Your objective: Of the lines in this material, how many contain "text"? Answer with a single number only.

Excerpt from a dataset
=====
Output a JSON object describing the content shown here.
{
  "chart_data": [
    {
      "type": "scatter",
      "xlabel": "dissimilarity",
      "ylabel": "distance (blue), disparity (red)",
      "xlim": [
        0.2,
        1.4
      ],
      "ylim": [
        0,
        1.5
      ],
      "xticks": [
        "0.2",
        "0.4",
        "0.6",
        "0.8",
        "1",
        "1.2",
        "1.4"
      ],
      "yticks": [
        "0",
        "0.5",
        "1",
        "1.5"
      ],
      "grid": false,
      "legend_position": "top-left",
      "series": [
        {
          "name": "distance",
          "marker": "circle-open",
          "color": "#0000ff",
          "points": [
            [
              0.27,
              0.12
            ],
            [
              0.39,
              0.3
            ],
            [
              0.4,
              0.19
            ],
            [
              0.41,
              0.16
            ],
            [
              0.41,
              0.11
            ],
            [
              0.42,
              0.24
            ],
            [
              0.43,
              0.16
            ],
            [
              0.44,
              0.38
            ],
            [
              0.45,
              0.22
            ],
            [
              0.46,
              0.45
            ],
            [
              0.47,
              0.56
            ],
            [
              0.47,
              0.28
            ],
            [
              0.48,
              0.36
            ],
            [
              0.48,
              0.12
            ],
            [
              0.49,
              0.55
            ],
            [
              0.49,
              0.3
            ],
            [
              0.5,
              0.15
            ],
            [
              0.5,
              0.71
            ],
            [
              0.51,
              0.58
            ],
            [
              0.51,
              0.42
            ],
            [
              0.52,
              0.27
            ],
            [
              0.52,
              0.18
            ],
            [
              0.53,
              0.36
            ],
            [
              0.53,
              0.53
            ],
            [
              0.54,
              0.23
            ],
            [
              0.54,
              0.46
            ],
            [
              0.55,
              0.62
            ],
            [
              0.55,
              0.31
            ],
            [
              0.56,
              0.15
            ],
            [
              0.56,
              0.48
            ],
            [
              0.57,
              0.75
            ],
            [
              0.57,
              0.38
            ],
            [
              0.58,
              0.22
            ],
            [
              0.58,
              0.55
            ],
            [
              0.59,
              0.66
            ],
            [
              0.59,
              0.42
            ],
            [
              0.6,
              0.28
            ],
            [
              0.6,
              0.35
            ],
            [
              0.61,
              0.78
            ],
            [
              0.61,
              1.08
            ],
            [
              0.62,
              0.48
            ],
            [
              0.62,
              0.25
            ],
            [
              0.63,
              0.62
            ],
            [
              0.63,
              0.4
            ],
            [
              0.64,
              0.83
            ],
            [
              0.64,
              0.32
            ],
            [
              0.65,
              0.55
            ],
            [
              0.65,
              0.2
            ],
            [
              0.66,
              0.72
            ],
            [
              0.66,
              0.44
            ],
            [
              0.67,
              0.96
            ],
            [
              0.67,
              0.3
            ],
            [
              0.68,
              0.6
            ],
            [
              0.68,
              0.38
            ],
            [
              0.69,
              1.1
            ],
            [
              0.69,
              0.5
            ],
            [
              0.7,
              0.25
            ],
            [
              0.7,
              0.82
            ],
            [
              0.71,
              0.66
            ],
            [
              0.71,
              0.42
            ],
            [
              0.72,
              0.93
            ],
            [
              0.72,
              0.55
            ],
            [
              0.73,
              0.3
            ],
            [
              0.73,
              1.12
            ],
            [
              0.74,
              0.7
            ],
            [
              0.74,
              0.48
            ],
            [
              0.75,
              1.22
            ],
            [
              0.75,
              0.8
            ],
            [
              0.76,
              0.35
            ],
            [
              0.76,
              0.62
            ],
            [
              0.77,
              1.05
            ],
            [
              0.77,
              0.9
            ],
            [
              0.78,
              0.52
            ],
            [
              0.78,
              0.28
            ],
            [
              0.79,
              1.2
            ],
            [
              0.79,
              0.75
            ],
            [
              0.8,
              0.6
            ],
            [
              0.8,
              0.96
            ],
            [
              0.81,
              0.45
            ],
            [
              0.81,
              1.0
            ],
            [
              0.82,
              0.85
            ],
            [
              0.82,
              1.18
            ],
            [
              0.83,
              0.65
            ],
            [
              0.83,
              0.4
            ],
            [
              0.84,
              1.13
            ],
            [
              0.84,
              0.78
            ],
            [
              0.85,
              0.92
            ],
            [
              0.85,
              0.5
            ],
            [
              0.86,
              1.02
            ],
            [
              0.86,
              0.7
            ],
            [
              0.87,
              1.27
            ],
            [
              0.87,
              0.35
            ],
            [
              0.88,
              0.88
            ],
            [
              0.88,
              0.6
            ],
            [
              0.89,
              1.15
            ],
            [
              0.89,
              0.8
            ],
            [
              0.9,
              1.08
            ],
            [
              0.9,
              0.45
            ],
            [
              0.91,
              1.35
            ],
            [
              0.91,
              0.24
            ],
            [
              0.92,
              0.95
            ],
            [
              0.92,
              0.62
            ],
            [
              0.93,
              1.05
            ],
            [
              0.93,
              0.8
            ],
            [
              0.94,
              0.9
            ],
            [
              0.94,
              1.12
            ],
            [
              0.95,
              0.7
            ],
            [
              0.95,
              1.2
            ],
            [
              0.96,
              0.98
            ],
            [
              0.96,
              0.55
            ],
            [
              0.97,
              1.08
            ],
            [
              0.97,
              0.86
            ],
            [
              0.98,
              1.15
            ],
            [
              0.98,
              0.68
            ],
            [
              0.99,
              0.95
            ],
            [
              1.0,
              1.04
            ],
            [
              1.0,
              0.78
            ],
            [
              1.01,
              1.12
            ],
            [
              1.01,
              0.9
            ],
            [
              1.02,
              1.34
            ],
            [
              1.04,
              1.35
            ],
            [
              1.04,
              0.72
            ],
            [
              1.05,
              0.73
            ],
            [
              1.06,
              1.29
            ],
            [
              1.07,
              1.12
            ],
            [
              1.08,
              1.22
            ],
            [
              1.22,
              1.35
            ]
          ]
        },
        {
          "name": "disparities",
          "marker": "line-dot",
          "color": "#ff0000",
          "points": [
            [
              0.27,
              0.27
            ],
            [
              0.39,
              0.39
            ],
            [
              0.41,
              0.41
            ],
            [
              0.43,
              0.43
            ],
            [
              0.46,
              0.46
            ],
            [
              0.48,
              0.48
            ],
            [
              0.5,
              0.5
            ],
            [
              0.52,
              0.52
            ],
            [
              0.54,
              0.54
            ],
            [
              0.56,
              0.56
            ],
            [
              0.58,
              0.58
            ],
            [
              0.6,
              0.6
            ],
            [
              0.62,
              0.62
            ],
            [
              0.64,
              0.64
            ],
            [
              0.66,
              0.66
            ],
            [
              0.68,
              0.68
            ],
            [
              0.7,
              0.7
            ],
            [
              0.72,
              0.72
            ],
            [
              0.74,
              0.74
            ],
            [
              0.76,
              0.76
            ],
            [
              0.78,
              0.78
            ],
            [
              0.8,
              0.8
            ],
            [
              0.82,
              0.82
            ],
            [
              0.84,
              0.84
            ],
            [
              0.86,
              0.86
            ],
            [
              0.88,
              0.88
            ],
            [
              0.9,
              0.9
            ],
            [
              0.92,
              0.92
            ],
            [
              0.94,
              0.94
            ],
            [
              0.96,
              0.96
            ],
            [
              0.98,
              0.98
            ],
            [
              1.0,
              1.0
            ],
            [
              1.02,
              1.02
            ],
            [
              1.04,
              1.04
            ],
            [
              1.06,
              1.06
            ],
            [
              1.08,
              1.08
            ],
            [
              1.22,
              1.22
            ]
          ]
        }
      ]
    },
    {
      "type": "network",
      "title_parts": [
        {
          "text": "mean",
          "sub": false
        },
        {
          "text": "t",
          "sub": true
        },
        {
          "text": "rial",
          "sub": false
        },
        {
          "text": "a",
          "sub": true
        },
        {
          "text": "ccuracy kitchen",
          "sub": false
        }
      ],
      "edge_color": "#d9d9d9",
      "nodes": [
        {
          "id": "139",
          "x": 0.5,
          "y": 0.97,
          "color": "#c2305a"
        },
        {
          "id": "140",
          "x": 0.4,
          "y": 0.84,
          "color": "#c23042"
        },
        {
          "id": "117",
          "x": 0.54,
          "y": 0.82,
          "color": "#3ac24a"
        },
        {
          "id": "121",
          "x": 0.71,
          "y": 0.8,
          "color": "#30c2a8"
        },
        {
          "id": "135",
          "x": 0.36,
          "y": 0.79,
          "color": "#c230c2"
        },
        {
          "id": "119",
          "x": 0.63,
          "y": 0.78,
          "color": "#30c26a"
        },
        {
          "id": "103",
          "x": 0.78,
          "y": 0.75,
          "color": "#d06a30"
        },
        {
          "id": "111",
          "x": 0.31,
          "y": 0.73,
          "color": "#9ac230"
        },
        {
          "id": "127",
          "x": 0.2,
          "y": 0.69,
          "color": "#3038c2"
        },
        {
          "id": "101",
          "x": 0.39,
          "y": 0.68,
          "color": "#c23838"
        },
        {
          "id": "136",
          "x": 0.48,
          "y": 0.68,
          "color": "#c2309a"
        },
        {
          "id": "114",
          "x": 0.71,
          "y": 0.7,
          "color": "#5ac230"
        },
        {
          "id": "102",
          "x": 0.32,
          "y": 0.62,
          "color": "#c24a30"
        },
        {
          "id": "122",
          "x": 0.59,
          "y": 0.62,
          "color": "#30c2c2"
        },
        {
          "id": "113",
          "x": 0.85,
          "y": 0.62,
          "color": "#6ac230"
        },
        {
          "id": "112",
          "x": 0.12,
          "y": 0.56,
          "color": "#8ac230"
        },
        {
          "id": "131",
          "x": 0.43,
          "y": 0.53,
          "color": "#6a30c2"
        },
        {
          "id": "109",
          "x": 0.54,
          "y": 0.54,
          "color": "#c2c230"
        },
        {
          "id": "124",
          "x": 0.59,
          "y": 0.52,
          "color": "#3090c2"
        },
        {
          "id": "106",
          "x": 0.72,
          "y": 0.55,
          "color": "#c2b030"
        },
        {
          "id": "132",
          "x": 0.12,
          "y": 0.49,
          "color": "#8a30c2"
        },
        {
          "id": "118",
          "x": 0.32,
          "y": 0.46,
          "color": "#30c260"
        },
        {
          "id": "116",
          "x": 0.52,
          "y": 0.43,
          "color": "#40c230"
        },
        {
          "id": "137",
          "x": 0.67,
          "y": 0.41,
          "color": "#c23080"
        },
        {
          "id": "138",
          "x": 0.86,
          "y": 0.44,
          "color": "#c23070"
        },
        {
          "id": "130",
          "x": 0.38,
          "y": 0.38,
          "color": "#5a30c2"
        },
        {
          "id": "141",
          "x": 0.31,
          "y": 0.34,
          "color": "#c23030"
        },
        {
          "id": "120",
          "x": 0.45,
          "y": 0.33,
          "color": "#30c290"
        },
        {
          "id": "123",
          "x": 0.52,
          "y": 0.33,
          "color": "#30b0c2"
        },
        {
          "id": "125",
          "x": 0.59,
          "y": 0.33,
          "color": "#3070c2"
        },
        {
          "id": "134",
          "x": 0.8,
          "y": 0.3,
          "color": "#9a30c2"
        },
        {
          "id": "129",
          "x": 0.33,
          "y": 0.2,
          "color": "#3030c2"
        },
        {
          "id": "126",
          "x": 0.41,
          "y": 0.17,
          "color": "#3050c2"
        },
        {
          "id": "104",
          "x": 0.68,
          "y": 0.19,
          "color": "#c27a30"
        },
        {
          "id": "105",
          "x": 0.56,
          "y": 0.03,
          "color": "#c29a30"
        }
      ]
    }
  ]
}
=====
Output of the task: 5